[start Excerpted records]
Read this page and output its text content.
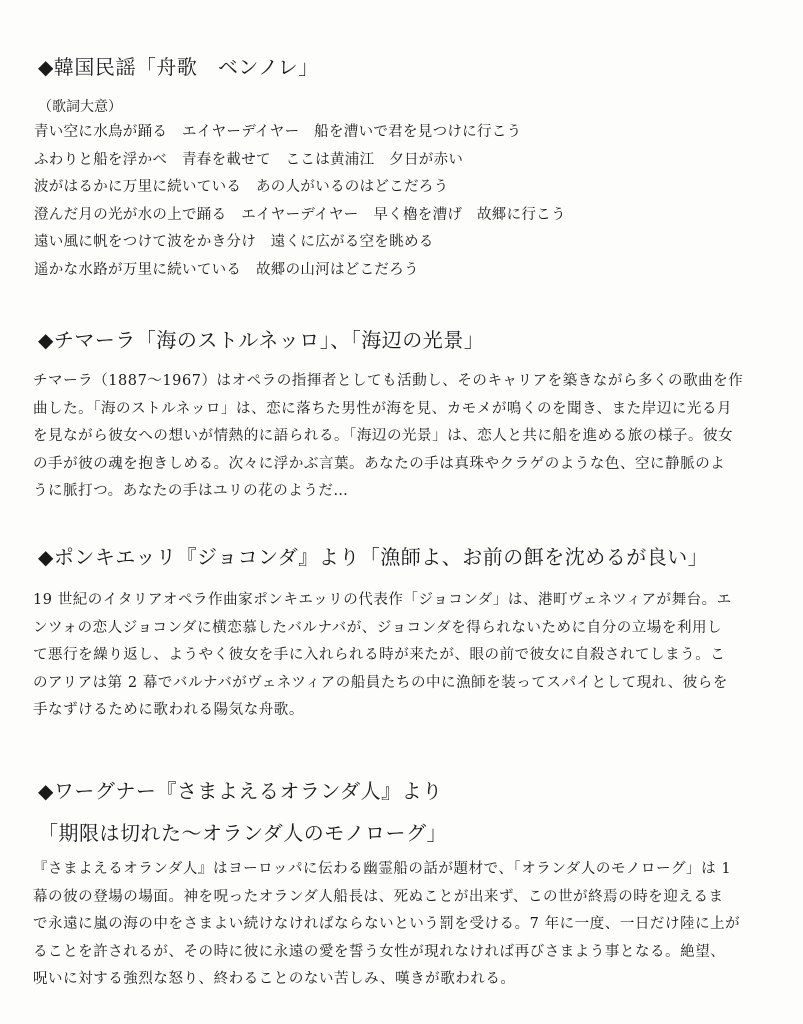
◆韓国民謡「舟歌　ベンノレ」
（歌詞大意）
青い空に水鳥が踊る　エイヤーデイヤー　船を漕いで君を見つけに行こう
ふわりと船を浮かべ　青春を載せて　ここは黄浦江　夕日が赤い
波がはるかに万里に続いている　あの人がいるのはどこだろう
澄んだ月の光が水の上で踊る　エイヤーデイヤー　早く櫓を漕げ　故郷に行こう
遠い風に帆をつけて波をかき分け　遠くに広がる空を眺める
遥かな水路が万里に続いている　故郷の山河はどこだろう
◆チマーラ「海のストルネッロ」、「海辺の光景」
チマーラ（1887～1967）はオペラの指揮者としても活動し、そのキャリアを築きながら多くの歌曲を作
曲した。「海のストルネッロ」は、恋に落ちた男性が海を見、カモメが鳴くのを聞き、また岸辺に光る月
を見ながら彼女への想いが情熱的に語られる。「海辺の光景」は、恋人と共に船を進める旅の様子。彼女
の手が彼の魂を抱きしめる。次々に浮かぶ言葉。あなたの手は真珠やクラゲのような色、空に静脈のよ
うに脈打つ。あなたの手はユリの花のようだ…
◆ポンキエッリ『ジョコンダ』より「漁師よ、お前の餌を沈めるが良い」
19 世紀のイタリアオペラ作曲家ポンキエッリの代表作「ジョコンダ」は、港町ヴェネツィアが舞台。エ
ンツォの恋人ジョコンダに横恋慕したバルナバが、ジョコンダを得られないために自分の立場を利用し
て悪行を繰り返し、ようやく彼女を手に入れられる時が来たが、眼の前で彼女に自殺されてしまう。こ
のアリアは第 2 幕でバルナバがヴェネツィアの船員たちの中に漁師を装ってスパイとして現れ、彼らを
手なずけるために歌われる陽気な舟歌。
◆ワーグナー『さまよえるオランダ人』より
「期限は切れた～オランダ人のモノローグ」
『さまよえるオランダ人』はヨーロッパに伝わる幽霊船の話が題材で、「オランダ人のモノローグ」は 1
幕の彼の登場の場面。神を呪ったオランダ人船長は、死ぬことが出来ず、この世が終焉の時を迎えるま
で永遠に嵐の海の中をさまよい続けなければならないという罰を受ける。7 年に一度、一日だけ陸に上が
ることを許されるが、その時に彼に永遠の愛を誓う女性が現れなければ再びさまよう事となる。絶望、
呪いに対する強烈な怒り、終わることのない苦しみ、嘆きが歌われる。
[end Excerpted records]
- Objective -
Reproduce the full material exactly, excluding the pictures.

- Finished answer -
Read this page and output its text content.
◆韓国民謡「舟歌　ベンノレ」
（歌詞大意）
青い空に水鳥が踊る　エイヤーデイヤー　船を漕いで君を見つけに行こう
ふわりと船を浮かべ　青春を載せて　ここは黄浦江　夕日が赤い
波がはるかに万里に続いている　あの人がいるのはどこだろう
澄んだ月の光が水の上で踊る　エイヤーデイヤー　早く櫓を漕げ　故郷に行こう
遠い風に帆をつけて波をかき分け　遠くに広がる空を眺める
遥かな水路が万里に続いている　故郷の山河はどこだろう
◆チマーラ「海のストルネッロ」、「海辺の光景」
チマーラ（1887～1967）はオペラの指揮者としても活動し、そのキャリアを築きながら多くの歌曲を作
曲した。「海のストルネッロ」は、恋に落ちた男性が海を見、カモメが鳴くのを聞き、また岸辺に光る月
を見ながら彼女への想いが情熱的に語られる。「海辺の光景」は、恋人と共に船を進める旅の様子。彼女
の手が彼の魂を抱きしめる。次々に浮かぶ言葉。あなたの手は真珠やクラゲのような色、空に静脈のよ
うに脈打つ。あなたの手はユリの花のようだ…
◆ポンキエッリ『ジョコンダ』より「漁師よ、お前の餌を沈めるが良い」
19 世紀のイタリアオペラ作曲家ポンキエッリの代表作「ジョコンダ」は、港町ヴェネツィアが舞台。エ
ンツォの恋人ジョコンダに横恋慕したバルナバが、ジョコンダを得られないために自分の立場を利用し
て悪行を繰り返し、ようやく彼女を手に入れられる時が来たが、眼の前で彼女に自殺されてしまう。こ
のアリアは第 2 幕でバルナバがヴェネツィアの船員たちの中に漁師を装ってスパイとして現れ、彼らを
手なずけるために歌われる陽気な舟歌。
◆ワーグナー『さまよえるオランダ人』より
「期限は切れた～オランダ人のモノローグ」
『さまよえるオランダ人』はヨーロッパに伝わる幽霊船の話が題材で、「オランダ人のモノローグ」は 1
幕の彼の登場の場面。神を呪ったオランダ人船長は、死ぬことが出来ず、この世が終焉の時を迎えるま
で永遠に嵐の海の中をさまよい続けなければならないという罰を受ける。7 年に一度、一日だけ陸に上が
ることを許されるが、その時に彼に永遠の愛を誓う女性が現れなければ再びさまよう事となる。絶望、
呪いに対する強烈な怒り、終わることのない苦しみ、嘆きが歌われる。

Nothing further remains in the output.